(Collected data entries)
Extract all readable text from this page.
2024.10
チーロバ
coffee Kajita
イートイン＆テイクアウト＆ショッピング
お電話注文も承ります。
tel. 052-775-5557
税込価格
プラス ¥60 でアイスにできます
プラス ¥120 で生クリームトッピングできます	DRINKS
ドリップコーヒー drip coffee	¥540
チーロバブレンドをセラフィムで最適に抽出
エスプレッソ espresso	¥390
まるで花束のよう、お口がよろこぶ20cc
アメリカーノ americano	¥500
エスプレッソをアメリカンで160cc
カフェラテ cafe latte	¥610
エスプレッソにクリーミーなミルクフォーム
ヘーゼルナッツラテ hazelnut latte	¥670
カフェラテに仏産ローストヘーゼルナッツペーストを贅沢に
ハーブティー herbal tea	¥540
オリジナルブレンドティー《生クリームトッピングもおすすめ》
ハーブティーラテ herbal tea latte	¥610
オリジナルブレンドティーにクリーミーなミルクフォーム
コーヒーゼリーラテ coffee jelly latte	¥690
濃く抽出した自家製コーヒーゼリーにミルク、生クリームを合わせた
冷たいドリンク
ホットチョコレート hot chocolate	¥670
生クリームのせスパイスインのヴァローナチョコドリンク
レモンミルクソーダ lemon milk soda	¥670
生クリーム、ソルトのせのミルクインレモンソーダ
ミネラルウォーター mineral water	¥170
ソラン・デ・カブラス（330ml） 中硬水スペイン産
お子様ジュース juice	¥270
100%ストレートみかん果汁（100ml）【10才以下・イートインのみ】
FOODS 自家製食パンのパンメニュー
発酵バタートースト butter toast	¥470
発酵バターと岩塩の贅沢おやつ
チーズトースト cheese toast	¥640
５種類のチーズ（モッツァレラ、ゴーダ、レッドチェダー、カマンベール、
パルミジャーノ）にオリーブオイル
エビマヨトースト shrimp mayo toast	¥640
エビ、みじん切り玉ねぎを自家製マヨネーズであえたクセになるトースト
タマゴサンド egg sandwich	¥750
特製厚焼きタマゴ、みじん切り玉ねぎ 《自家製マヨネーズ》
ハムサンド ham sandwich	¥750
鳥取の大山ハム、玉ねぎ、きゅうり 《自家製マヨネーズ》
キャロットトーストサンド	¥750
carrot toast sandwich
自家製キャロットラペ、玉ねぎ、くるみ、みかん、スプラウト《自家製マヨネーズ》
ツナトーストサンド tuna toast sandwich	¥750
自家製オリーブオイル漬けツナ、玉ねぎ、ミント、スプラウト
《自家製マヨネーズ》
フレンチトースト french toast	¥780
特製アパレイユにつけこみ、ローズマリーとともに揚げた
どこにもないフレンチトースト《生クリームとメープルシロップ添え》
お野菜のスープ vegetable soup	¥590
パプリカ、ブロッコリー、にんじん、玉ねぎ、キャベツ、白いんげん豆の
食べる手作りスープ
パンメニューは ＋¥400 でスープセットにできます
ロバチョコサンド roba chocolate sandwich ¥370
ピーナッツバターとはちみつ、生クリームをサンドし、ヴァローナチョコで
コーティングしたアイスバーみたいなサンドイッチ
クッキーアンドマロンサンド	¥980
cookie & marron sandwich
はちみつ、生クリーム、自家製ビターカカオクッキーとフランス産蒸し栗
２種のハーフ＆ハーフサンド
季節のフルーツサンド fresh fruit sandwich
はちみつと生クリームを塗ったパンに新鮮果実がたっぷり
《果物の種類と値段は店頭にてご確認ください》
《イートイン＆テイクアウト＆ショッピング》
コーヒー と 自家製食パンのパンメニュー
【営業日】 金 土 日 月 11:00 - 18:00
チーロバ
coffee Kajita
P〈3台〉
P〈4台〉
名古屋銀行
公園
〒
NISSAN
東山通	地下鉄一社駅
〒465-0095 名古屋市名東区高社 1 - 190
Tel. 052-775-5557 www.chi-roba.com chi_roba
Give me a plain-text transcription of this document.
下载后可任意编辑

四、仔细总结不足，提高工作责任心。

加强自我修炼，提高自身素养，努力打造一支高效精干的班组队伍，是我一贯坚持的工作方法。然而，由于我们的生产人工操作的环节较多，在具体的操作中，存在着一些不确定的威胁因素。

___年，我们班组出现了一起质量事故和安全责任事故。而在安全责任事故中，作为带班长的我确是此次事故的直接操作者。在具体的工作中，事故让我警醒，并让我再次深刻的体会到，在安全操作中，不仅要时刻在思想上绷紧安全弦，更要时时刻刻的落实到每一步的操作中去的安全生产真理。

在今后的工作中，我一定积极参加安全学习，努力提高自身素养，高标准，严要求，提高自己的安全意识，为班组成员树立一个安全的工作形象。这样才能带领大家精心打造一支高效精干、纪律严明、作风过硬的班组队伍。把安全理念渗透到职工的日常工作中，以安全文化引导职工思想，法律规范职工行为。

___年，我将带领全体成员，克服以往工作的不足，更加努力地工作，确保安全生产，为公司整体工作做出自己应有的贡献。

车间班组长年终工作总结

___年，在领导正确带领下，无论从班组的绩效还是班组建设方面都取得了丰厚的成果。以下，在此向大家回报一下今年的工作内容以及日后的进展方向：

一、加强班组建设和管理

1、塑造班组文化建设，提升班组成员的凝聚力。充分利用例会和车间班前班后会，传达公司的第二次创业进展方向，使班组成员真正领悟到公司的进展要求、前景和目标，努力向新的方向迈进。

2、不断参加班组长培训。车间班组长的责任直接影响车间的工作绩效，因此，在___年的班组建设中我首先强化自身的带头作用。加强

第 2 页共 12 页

Task description
Word for word, write out all of the data above.

Answer to the problem
Extract all readable text from this page.
2024.10
チーロバ
coffee Kajita
イートイン＆テイクアウト＆ショッピング
お電話注文も承ります。
tel. 052-775-5557
税込価格
プラス ¥60 でアイスにできます
プラス ¥120 で生クリームトッピングできます	DRINKS
ドリップコーヒー drip coffee	¥540
チーロバブレンドをセラフィムで最適に抽出
エスプレッソ espresso	¥390
まるで花束のよう、お口がよろこぶ20cc
アメリカーノ americano	¥500
エスプレッソをアメリカンで160cc
カフェラテ cafe latte	¥610
エスプレッソにクリーミーなミルクフォーム
ヘーゼルナッツラテ hazelnut latte	¥670
カフェラテに仏産ローストヘーゼルナッツペーストを贅沢に
ハーブティー herbal tea	¥540
オリジナルブレンドティー《生クリームトッピングもおすすめ》
ハーブティーラテ herbal tea latte	¥610
オリジナルブレンドティーにクリーミーなミルクフォーム
コーヒーゼリーラテ coffee jelly latte	¥690
濃く抽出した自家製コーヒーゼリーにミルク、生クリームを合わせた
冷たいドリンク
ホットチョコレート hot chocolate	¥670
生クリームのせスパイスインのヴァローナチョコドリンク
レモンミルクソーダ lemon milk soda	¥670
生クリーム、ソルトのせのミルクインレモンソーダ
ミネラルウォーター mineral water	¥170
ソラン・デ・カブラス（330ml） 中硬水スペイン産
お子様ジュース juice	¥270
100%ストレートみかん果汁（100ml）【10才以下・イートインのみ】
FOODS 自家製食パンのパンメニュー
発酵バタートースト butter toast	¥470
発酵バターと岩塩の贅沢おやつ
チーズトースト cheese toast	¥640
５種類のチーズ（モッツァレラ、ゴーダ、レッドチェダー、カマンベール、
パルミジャーノ）にオリーブオイル
エビマヨトースト shrimp mayo toast	¥640
エビ、みじん切り玉ねぎを自家製マヨネーズであえたクセになるトースト
タマゴサンド egg sandwich	¥750
特製厚焼きタマゴ、みじん切り玉ねぎ 《自家製マヨネーズ》
ハムサンド ham sandwich	¥750
鳥取の大山ハム、玉ねぎ、きゅうり 《自家製マヨネーズ》
キャロットトーストサンド	¥750
carrot toast sandwich
自家製キャロットラペ、玉ねぎ、くるみ、みかん、スプラウト《自家製マヨネーズ》
ツナトーストサンド tuna toast sandwich	¥750
自家製オリーブオイル漬けツナ、玉ねぎ、ミント、スプラウト
《自家製マヨネーズ》
フレンチトースト french toast	¥780
特製アパレイユにつけこみ、ローズマリーとともに揚げた
どこにもないフレンチトースト《生クリームとメープルシロップ添え》
お野菜のスープ vegetable soup	¥590
パプリカ、ブロッコリー、にんじん、玉ねぎ、キャベツ、白いんげん豆の
食べる手作りスープ
パンメニューは ＋¥400 でスープセットにできます
ロバチョコサンド roba chocolate sandwich ¥370
ピーナッツバターとはちみつ、生クリームをサンドし、ヴァローナチョコで
コーティングしたアイスバーみたいなサンドイッチ
クッキーアンドマロンサンド	¥980
cookie & marron sandwich
はちみつ、生クリーム、自家製ビターカカオクッキーとフランス産蒸し栗
２種のハーフ＆ハーフサンド
季節のフルーツサンド fresh fruit sandwich
はちみつと生クリームを塗ったパンに新鮮果実がたっぷり
《果物の種類と値段は店頭にてご確認ください》
《イートイン＆テイクアウト＆ショッピング》
コーヒー と 自家製食パンのパンメニュー
【営業日】 金 土 日 月 11:00 - 18:00
チーロバ
coffee Kajita
P〈3台〉
P〈4台〉
名古屋銀行
公園
〒
NISSAN
東山通	地下鉄一社駅
〒465-0095 名古屋市名東区高社 1 - 190
Tel. 052-775-5557 www.chi-roba.com chi_roba
Give me a plain-text transcription of this document.
下载后可任意编辑

四、仔细总结不足，提高工作责任心。

加强自我修炼，提高自身素养，努力打造一支高效精干的班组队伍，是我一贯坚持的工作方法。然而，由于我们的生产人工操作的环节较多，在具体的操作中，存在着一些不确定的威胁因素。

___年，我们班组出现了一起质量事故和安全责任事故。而在安全责任事故中，作为带班长的我确是此次事故的直接操作者。在具体的工作中，事故让我警醒，并让我再次深刻的体会到，在安全操作中，不仅要时刻在思想上绷紧安全弦，更要时时刻刻的落实到每一步的操作中去的安全生产真理。

在今后的工作中，我一定积极参加安全学习，努力提高自身素养，高标准，严要求，提高自己的安全意识，为班组成员树立一个安全的工作形象。这样才能带领大家精心打造一支高效精干、纪律严明、作风过硬的班组队伍。把安全理念渗透到职工的日常工作中，以安全文化引导职工思想，法律规范职工行为。

___年，我将带领全体成员，克服以往工作的不足，更加努力地工作，确保安全生产，为公司整体工作做出自己应有的贡献。

车间班组长年终工作总结

___年，在领导正确带领下，无论从班组的绩效还是班组建设方面都取得了丰厚的成果。以下，在此向大家回报一下今年的工作内容以及日后的进展方向：

一、加强班组建设和管理

1、塑造班组文化建设，提升班组成员的凝聚力。充分利用例会和车间班前班后会，传达公司的第二次创业进展方向，使班组成员真正领悟到公司的进展要求、前景和目标，努力向新的方向迈进。

2、不断参加班组长培训。车间班组长的责任直接影响车间的工作绩效，因此，在___年的班组建设中我首先强化自身的带头作用。加强

第 2 页共 12 页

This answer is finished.